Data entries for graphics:
■ ■ ■ ■

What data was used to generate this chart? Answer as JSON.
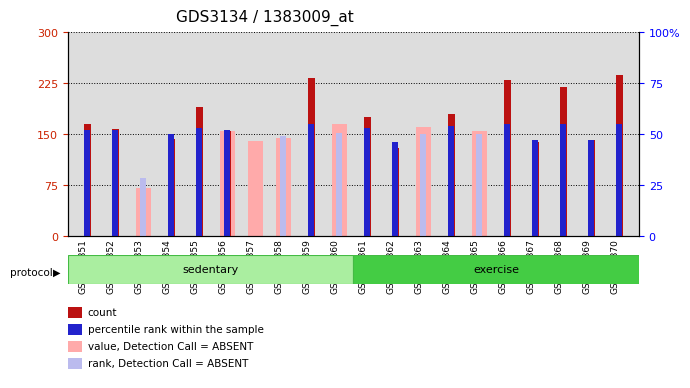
{
  "title": "GDS3134 / 1383009_at",
  "samples": [
    "GSM184851",
    "GSM184852",
    "GSM184853",
    "GSM184854",
    "GSM184855",
    "GSM184856",
    "GSM184857",
    "GSM184858",
    "GSM184859",
    "GSM184860",
    "GSM184861",
    "GSM184862",
    "GSM184863",
    "GSM184864",
    "GSM184865",
    "GSM184866",
    "GSM184867",
    "GSM184868",
    "GSM184869",
    "GSM184870"
  ],
  "count": [
    165,
    158,
    0,
    143,
    190,
    155,
    0,
    0,
    233,
    0,
    175,
    130,
    0,
    180,
    0,
    230,
    138,
    220,
    142,
    237
  ],
  "rank_pct": [
    52,
    52,
    0,
    50,
    53,
    52,
    0,
    0,
    55,
    0,
    53,
    46,
    0,
    54,
    0,
    55,
    47,
    55,
    47,
    55
  ],
  "value_absent": [
    0,
    0,
    70,
    0,
    0,
    155,
    140,
    145,
    0,
    165,
    0,
    0,
    160,
    0,
    155,
    0,
    0,
    0,
    0,
    0
  ],
  "rank_absent": [
    0,
    0,
    85,
    0,
    0,
    0,
    0,
    148,
    0,
    152,
    0,
    0,
    150,
    0,
    150,
    0,
    0,
    0,
    0,
    0
  ],
  "ylim_left": [
    0,
    300
  ],
  "ylim_right": [
    0,
    100
  ],
  "yticks_left": [
    0,
    75,
    150,
    225,
    300
  ],
  "ytick_labels_left": [
    "0",
    "75",
    "150",
    "225",
    "300"
  ],
  "yticks_right": [
    0,
    25,
    50,
    75,
    100
  ],
  "ytick_labels_right": [
    "0",
    "25",
    "50",
    "75",
    "100%"
  ],
  "bar_color_count": "#bb1111",
  "bar_color_value_absent": "#ffaaaa",
  "bar_color_rank": "#2222cc",
  "bar_color_rank_absent": "#bbbbee",
  "background_plot": "#dddddd",
  "bar_width": 0.55
}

■ ■ ■ ■

_What to do_
Copy the entries exactly. Leave out the images.

_Exercise answer_
What data was used to generate this chart? Answer as JSON.
{
  "title": "GDS3134 / 1383009_at",
  "samples": [
    "GSM184851",
    "GSM184852",
    "GSM184853",
    "GSM184854",
    "GSM184855",
    "GSM184856",
    "GSM184857",
    "GSM184858",
    "GSM184859",
    "GSM184860",
    "GSM184861",
    "GSM184862",
    "GSM184863",
    "GSM184864",
    "GSM184865",
    "GSM184866",
    "GSM184867",
    "GSM184868",
    "GSM184869",
    "GSM184870"
  ],
  "count": [
    165,
    158,
    0,
    143,
    190,
    155,
    0,
    0,
    233,
    0,
    175,
    130,
    0,
    180,
    0,
    230,
    138,
    220,
    142,
    237
  ],
  "rank_pct": [
    52,
    52,
    0,
    50,
    53,
    52,
    0,
    0,
    55,
    0,
    53,
    46,
    0,
    54,
    0,
    55,
    47,
    55,
    47,
    55
  ],
  "value_absent": [
    0,
    0,
    70,
    0,
    0,
    155,
    140,
    145,
    0,
    165,
    0,
    0,
    160,
    0,
    155,
    0,
    0,
    0,
    0,
    0
  ],
  "rank_absent": [
    0,
    0,
    85,
    0,
    0,
    0,
    0,
    148,
    0,
    152,
    0,
    0,
    150,
    0,
    150,
    0,
    0,
    0,
    0,
    0
  ],
  "ylim_left": [
    0,
    300
  ],
  "ylim_right": [
    0,
    100
  ],
  "yticks_left": [
    0,
    75,
    150,
    225,
    300
  ],
  "ytick_labels_left": [
    "0",
    "75",
    "150",
    "225",
    "300"
  ],
  "yticks_right": [
    0,
    25,
    50,
    75,
    100
  ],
  "ytick_labels_right": [
    "0",
    "25",
    "50",
    "75",
    "100%"
  ],
  "bar_color_count": "#bb1111",
  "bar_color_value_absent": "#ffaaaa",
  "bar_color_rank": "#2222cc",
  "bar_color_rank_absent": "#bbbbee",
  "background_plot": "#dddddd",
  "bar_width": 0.55
}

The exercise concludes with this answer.